→ **Dataset items**
>>>

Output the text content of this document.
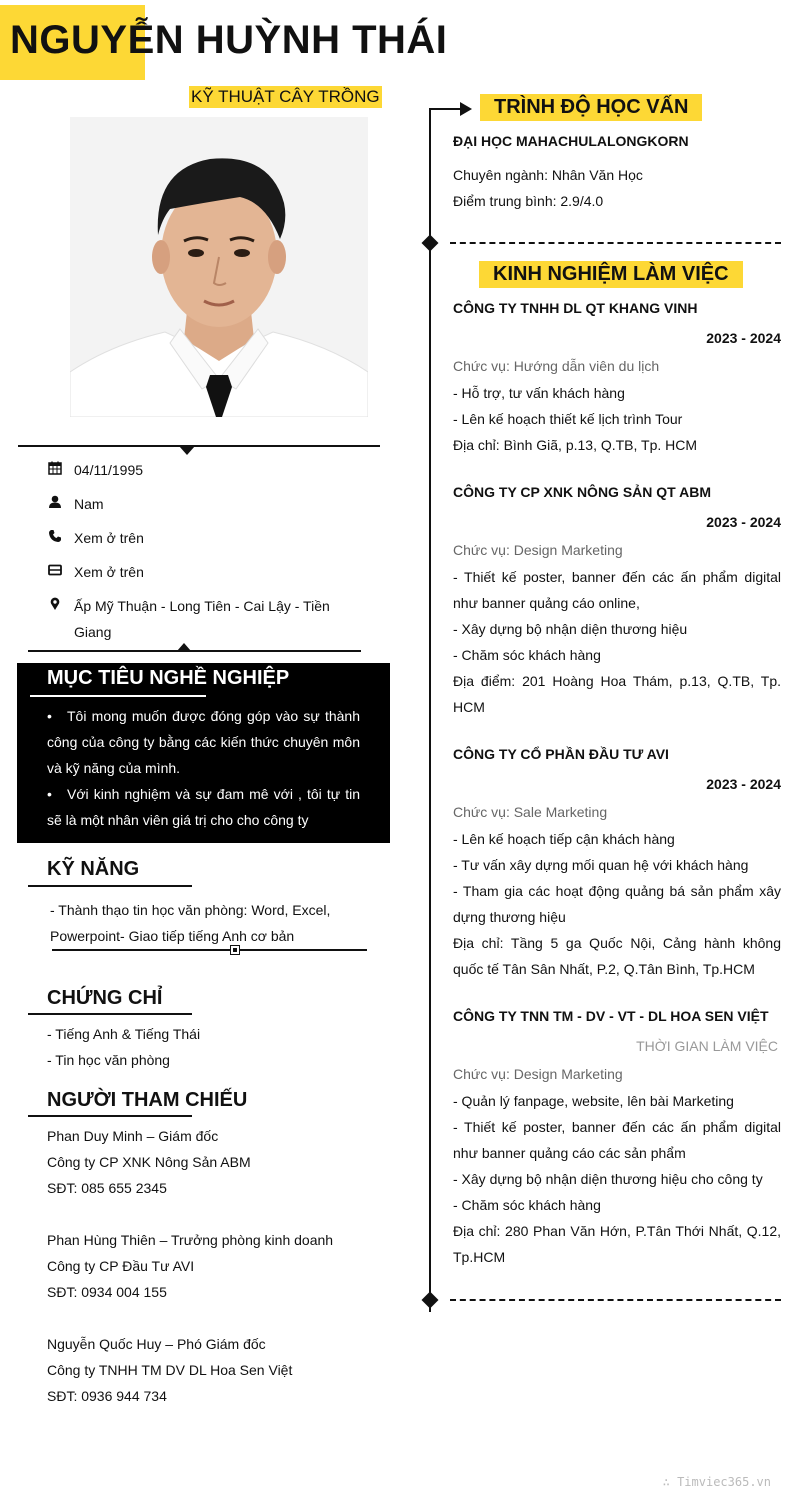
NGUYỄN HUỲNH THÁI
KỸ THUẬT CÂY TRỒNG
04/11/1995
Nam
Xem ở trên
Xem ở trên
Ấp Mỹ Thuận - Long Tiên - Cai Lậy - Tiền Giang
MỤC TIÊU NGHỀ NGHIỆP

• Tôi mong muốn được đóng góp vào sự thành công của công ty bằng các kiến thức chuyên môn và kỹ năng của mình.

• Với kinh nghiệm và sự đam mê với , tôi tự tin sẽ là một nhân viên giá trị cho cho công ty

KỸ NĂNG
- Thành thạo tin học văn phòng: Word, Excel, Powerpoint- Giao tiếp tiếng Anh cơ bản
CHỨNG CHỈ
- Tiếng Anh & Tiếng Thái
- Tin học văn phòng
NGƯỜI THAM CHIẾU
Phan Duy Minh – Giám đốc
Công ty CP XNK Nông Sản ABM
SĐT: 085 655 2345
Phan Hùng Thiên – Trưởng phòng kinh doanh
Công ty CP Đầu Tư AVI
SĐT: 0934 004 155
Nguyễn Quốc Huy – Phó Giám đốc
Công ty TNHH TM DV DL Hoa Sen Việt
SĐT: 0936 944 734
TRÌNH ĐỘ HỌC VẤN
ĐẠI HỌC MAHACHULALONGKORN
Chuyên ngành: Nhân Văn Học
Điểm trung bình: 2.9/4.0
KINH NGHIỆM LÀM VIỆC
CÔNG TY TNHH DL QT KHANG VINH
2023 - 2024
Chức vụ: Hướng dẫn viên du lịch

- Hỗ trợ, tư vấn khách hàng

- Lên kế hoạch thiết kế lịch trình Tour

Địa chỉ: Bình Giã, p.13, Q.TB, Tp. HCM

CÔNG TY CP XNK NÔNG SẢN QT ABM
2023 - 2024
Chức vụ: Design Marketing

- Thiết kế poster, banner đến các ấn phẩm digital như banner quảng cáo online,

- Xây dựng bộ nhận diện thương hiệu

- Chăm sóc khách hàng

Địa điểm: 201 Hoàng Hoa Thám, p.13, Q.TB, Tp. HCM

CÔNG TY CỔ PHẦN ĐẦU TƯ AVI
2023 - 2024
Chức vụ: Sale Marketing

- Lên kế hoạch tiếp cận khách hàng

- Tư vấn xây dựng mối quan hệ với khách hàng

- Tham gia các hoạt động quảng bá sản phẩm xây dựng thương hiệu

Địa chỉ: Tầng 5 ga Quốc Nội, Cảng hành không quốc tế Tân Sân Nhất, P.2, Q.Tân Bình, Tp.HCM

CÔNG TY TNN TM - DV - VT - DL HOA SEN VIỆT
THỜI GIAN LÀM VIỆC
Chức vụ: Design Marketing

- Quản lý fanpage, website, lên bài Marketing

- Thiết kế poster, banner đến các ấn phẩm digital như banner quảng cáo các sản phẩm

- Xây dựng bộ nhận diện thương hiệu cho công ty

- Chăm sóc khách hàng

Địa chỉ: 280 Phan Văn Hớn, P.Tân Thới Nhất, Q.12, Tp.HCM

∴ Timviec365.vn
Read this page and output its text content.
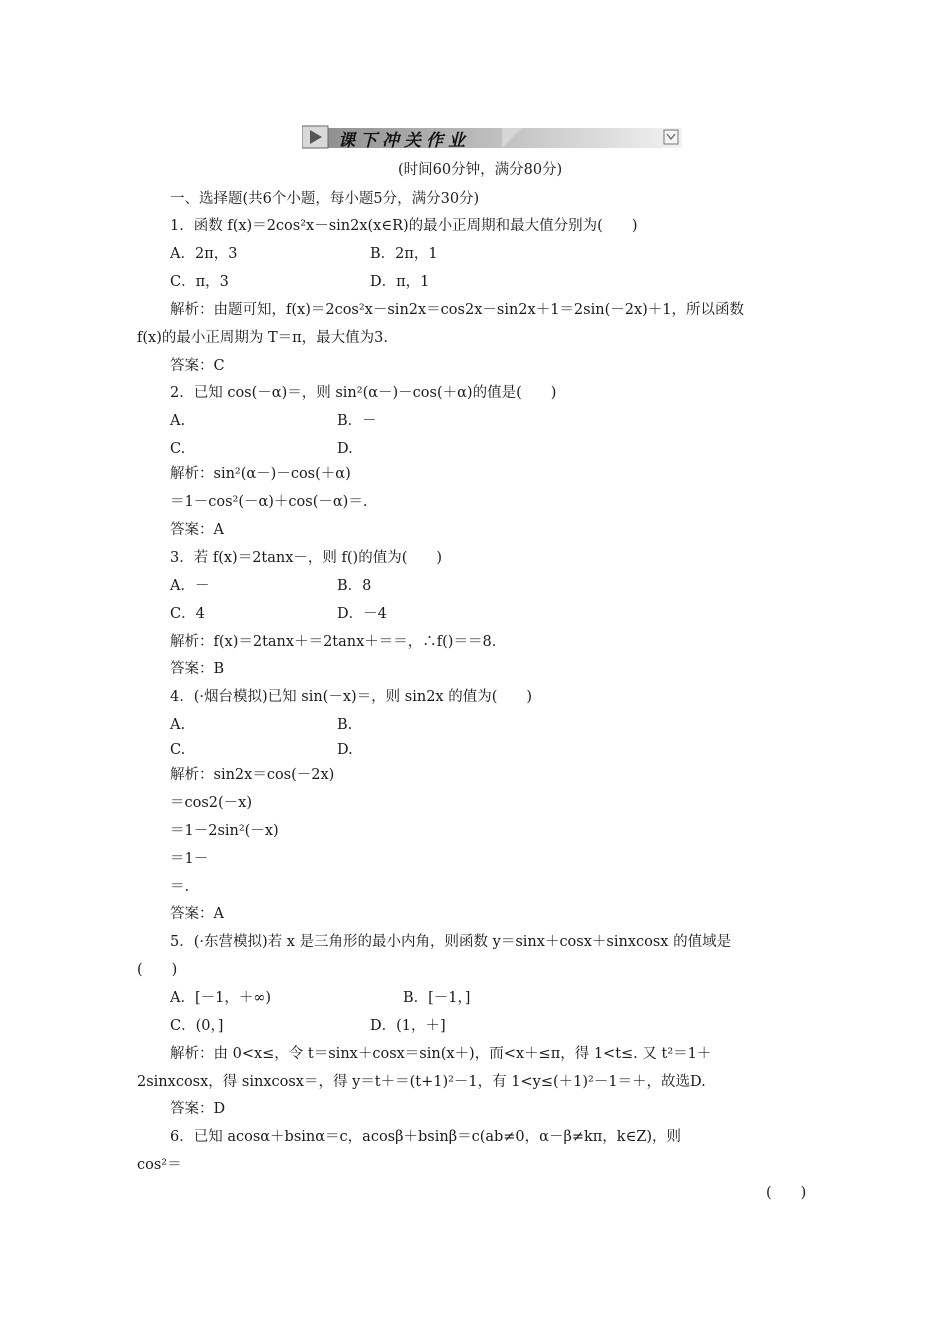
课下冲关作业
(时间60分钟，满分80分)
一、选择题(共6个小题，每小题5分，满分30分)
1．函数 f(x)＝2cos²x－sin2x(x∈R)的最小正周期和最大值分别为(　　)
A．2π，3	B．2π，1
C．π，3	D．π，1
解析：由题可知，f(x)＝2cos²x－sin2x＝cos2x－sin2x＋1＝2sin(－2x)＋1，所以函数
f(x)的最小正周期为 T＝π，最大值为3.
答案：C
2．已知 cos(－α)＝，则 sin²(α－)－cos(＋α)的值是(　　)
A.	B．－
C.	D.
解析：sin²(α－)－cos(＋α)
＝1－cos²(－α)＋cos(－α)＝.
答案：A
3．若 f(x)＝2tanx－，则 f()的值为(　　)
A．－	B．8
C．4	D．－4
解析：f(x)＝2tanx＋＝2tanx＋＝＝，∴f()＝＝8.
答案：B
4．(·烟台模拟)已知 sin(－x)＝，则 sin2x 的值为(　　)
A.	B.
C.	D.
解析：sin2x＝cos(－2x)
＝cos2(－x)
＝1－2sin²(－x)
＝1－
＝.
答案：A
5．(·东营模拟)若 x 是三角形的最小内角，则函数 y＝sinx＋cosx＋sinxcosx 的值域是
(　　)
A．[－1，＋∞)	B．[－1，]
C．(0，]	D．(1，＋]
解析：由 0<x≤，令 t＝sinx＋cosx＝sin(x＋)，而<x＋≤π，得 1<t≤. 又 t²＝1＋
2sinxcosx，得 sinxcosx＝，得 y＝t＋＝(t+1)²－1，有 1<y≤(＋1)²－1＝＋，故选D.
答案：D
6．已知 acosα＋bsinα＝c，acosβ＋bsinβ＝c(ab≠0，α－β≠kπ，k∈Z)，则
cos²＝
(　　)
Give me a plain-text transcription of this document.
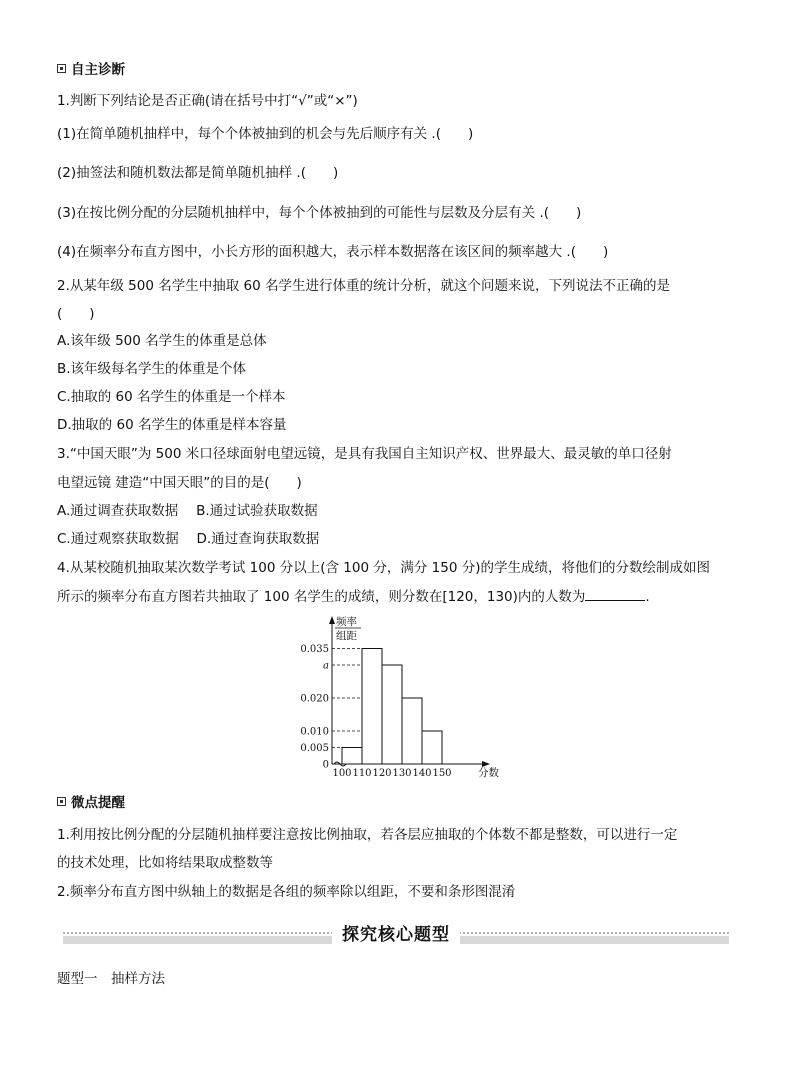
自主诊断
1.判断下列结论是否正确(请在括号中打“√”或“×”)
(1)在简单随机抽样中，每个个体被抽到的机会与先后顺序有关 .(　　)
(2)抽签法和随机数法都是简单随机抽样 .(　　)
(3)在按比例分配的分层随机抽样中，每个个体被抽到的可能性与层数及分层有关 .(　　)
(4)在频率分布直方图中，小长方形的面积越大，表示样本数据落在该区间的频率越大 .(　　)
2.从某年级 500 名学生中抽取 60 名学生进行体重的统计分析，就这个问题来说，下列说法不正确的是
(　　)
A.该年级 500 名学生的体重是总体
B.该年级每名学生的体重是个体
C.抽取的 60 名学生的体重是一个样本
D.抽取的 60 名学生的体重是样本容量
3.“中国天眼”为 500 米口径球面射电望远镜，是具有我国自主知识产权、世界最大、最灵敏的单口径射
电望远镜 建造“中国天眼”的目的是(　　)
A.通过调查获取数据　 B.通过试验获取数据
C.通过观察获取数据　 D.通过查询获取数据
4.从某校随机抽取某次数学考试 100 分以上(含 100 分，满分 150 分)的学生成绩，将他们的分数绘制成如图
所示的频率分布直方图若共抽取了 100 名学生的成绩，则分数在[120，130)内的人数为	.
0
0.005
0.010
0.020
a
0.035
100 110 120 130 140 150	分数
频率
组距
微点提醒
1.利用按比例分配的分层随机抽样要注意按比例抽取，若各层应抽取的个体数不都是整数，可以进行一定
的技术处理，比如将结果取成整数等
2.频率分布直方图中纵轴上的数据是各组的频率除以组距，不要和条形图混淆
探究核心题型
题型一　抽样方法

<<<

→ **PROBLEM TO SOLVE**
Pick out each line in the material containing "text".

→ **RESPONSE FOR THIS EXERCISE**
Output the text content of this document.
Read this page and output its text content.
Give me a plain-text transcription of this document.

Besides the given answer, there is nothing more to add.